• **EXERCISE TASK**
Check each line of the listing, and copy it if it contains the word "ISCCP".

• **DATA EXCERPTS**
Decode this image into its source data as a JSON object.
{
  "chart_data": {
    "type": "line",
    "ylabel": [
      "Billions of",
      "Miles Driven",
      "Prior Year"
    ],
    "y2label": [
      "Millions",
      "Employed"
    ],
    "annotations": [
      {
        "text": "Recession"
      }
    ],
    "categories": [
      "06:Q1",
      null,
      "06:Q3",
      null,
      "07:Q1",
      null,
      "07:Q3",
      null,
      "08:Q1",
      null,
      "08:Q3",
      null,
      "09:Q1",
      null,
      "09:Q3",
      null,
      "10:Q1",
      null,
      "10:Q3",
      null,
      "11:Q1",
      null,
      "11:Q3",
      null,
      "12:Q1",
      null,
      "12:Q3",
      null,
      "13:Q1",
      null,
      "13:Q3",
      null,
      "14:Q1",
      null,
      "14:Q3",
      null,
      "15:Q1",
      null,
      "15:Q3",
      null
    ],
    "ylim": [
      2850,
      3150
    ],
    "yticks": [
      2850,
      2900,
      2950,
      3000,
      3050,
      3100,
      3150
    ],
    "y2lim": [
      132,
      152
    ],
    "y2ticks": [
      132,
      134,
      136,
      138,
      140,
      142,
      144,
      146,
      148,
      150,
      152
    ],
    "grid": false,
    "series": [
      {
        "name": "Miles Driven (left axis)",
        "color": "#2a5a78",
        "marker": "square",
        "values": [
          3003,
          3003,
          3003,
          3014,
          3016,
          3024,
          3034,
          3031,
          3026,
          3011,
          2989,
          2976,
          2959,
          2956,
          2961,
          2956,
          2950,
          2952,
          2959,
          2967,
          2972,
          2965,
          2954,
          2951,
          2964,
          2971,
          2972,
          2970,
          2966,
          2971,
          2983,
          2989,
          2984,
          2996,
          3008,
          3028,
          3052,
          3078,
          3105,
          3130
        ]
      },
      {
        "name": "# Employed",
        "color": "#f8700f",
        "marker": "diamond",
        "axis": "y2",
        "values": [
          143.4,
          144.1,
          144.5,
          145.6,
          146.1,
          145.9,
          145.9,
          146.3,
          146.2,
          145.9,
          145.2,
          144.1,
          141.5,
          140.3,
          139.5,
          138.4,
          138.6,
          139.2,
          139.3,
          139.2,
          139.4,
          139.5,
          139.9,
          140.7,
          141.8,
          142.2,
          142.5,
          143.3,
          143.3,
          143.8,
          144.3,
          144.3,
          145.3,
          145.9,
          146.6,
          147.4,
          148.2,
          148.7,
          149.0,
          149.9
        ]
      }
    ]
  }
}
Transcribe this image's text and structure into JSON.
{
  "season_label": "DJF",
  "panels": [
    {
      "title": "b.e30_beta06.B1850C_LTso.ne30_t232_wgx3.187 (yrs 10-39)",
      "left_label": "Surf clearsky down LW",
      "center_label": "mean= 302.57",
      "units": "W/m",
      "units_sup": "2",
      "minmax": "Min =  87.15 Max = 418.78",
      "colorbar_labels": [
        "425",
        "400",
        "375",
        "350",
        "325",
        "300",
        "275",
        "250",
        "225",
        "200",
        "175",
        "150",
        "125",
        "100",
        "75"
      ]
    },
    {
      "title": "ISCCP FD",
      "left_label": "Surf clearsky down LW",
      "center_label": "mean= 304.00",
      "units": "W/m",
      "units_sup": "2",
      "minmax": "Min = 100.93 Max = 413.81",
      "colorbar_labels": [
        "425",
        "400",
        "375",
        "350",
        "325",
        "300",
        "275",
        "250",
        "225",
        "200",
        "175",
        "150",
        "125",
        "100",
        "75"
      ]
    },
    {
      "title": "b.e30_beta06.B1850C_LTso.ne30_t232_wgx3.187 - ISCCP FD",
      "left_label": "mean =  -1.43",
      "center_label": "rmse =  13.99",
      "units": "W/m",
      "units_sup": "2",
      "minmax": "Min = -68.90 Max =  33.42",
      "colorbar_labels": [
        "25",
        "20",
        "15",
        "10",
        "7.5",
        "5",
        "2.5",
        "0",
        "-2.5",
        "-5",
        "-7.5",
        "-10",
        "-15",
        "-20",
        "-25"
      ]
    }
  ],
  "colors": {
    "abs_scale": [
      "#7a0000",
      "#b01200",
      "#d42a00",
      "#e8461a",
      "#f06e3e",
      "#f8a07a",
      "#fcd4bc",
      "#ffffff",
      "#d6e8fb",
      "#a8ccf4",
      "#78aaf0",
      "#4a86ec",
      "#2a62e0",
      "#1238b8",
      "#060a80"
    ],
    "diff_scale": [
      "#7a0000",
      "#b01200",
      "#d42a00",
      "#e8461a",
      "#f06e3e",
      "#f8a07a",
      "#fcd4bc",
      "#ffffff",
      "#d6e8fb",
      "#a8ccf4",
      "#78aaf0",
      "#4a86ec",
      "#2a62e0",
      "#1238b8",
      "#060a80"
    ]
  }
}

• **REPLY TO THE TASK**
      "title": "ISCCP FD",
      "title": "b.e30_beta06.B1850C_LTso.ne30_t232_wgx3.187 - ISCCP FD",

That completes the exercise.